Your objective:
Exclude images, then output the remaining data verbatim.

── Data for the task

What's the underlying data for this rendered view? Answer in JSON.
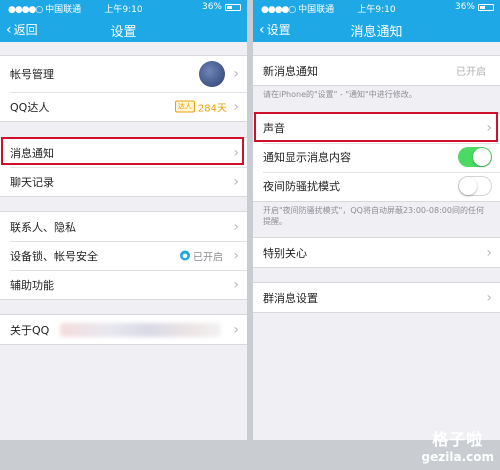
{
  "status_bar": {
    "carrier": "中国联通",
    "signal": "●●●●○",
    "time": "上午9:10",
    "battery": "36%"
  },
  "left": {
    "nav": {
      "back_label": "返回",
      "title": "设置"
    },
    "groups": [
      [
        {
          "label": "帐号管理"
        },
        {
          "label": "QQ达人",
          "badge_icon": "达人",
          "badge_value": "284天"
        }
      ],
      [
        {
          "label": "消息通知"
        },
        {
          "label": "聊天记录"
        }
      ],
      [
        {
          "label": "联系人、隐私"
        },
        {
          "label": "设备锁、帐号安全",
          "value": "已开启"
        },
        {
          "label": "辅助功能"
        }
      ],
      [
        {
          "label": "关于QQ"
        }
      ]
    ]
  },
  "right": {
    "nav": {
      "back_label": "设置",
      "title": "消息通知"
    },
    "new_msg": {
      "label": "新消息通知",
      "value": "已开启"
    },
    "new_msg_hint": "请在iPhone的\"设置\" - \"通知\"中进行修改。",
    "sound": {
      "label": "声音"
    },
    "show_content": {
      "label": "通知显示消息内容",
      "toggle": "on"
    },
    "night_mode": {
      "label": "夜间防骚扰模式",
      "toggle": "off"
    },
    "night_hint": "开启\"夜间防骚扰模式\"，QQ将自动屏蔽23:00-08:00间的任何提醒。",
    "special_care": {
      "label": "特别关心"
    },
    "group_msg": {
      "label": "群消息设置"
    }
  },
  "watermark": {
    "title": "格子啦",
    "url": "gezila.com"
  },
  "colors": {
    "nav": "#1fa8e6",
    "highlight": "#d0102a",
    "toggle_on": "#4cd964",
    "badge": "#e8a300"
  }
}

────

Solution for this task:
What's the underlying data for this rendered view? Answer in JSON.
{
  "status_bar": {
    "carrier": "中国联通",
    "signal": "●●●●○",
    "time": "上午9:10",
    "battery": "36%"
  },
  "left": {
    "nav": {
      "back_label": "返回",
      "title": "设置"
    },
    "groups": [
      [
        {
          "label": "帐号管理"
        },
        {
          "label": "QQ达人",
          "badge_icon": "达人",
          "badge_value": "284天"
        }
      ],
      [
        {
          "label": "消息通知"
        },
        {
          "label": "聊天记录"
        }
      ],
      [
        {
          "label": "联系人、隐私"
        },
        {
          "label": "设备锁、帐号安全",
          "value": "已开启"
        },
        {
          "label": "辅助功能"
        }
      ],
      [
        {
          "label": "关于QQ"
        }
      ]
    ]
  },
  "right": {
    "nav": {
      "back_label": "设置",
      "title": "消息通知"
    },
    "new_msg": {
      "label": "新消息通知",
      "value": "已开启"
    },
    "new_msg_hint": "请在iPhone的\"设置\" - \"通知\"中进行修改。",
    "sound": {
      "label": "声音"
    },
    "show_content": {
      "label": "通知显示消息内容",
      "toggle": "on"
    },
    "night_mode": {
      "label": "夜间防骚扰模式",
      "toggle": "off"
    },
    "night_hint": "开启\"夜间防骚扰模式\"，QQ将自动屏蔽23:00-08:00间的任何提醒。",
    "special_care": {
      "label": "特别关心"
    },
    "group_msg": {
      "label": "群消息设置"
    }
  },
  "watermark": {
    "title": "格子啦",
    "url": "gezila.com"
  },
  "colors": {
    "nav": "#1fa8e6",
    "highlight": "#d0102a",
    "toggle_on": "#4cd964",
    "badge": "#e8a300"
  }
}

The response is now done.